Below are the records; pull every line that includes "JSON".

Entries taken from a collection
.....

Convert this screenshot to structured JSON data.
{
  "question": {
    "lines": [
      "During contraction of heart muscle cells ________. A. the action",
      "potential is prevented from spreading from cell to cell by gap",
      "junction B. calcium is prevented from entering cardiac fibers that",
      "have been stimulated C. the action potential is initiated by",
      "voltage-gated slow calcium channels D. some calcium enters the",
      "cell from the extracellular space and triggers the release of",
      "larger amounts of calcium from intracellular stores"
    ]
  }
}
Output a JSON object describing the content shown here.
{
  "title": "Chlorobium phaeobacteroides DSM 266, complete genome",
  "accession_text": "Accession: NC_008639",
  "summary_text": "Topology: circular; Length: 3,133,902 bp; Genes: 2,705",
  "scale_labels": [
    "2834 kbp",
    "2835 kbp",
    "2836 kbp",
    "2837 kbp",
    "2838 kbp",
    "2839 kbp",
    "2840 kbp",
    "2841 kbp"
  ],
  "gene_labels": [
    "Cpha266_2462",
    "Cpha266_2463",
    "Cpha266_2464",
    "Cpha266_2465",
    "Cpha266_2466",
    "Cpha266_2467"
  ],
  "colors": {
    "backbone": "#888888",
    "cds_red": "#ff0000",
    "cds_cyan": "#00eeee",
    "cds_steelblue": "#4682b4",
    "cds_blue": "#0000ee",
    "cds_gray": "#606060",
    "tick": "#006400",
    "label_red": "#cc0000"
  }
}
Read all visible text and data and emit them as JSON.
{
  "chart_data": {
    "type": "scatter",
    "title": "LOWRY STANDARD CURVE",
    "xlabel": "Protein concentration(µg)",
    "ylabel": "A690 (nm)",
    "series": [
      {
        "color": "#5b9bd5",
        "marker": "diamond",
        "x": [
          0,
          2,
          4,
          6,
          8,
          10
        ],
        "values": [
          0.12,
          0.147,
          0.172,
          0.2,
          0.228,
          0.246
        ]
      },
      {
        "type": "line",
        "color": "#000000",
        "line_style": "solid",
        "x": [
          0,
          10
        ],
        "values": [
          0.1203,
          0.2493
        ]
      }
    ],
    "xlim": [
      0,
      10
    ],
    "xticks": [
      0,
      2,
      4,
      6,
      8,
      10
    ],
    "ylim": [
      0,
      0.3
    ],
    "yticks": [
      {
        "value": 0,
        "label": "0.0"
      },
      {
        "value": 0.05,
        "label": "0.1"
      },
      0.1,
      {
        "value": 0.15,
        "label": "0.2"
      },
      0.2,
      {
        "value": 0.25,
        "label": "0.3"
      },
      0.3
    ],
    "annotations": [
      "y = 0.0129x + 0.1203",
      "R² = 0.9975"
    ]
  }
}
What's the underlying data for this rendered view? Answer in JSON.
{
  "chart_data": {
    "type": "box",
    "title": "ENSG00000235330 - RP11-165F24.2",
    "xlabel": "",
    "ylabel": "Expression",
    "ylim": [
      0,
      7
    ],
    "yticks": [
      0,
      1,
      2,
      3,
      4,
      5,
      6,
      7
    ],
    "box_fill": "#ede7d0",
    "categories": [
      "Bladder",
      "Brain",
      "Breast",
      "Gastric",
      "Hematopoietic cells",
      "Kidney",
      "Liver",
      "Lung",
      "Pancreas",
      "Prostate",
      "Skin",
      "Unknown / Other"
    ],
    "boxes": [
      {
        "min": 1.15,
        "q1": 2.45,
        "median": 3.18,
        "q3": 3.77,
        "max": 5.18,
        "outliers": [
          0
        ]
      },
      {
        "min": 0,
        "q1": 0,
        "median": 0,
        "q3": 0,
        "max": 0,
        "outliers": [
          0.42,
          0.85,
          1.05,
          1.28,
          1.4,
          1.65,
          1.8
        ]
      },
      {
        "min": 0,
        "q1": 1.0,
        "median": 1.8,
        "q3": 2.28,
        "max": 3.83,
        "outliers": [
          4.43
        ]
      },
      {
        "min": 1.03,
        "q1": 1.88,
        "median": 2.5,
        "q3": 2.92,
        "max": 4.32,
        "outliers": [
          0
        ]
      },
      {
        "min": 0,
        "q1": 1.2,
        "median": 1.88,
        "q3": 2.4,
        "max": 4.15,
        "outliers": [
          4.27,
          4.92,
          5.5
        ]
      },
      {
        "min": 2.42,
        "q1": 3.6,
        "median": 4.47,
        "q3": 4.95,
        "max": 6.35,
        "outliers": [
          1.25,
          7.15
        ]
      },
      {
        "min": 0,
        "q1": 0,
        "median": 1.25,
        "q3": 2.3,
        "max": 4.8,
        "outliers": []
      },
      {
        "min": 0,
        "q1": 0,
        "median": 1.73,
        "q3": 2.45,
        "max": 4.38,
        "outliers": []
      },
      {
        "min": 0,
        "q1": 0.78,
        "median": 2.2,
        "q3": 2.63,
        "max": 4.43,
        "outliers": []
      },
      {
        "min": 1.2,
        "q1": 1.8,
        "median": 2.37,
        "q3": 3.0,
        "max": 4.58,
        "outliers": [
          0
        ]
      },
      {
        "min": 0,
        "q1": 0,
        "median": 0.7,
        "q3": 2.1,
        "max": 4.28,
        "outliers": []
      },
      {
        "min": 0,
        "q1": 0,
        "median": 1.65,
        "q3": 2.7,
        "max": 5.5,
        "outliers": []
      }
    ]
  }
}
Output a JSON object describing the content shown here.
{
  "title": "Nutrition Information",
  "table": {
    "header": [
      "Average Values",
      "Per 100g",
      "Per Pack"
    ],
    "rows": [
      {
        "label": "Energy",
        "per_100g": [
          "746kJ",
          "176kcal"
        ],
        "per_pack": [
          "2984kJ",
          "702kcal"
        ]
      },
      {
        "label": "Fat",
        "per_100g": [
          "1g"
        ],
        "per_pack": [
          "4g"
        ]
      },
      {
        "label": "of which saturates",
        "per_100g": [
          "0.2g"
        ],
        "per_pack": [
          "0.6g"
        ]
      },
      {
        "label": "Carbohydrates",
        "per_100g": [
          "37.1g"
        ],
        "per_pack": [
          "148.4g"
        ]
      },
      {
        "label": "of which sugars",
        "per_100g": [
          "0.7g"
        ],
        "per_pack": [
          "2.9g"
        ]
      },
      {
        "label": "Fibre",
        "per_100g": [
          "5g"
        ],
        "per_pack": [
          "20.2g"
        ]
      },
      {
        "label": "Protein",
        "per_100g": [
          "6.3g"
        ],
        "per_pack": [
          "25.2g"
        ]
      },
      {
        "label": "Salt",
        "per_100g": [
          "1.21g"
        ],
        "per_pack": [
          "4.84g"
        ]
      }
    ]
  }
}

.....

> _Exercise solution_:
Convert this screenshot to structured JSON data.
Output a JSON object describing the content shown here.
Read all visible text and data and emit them as JSON.
What's the underlying data for this rendered view? Answer in JSON.
Output a JSON object describing the content shown here.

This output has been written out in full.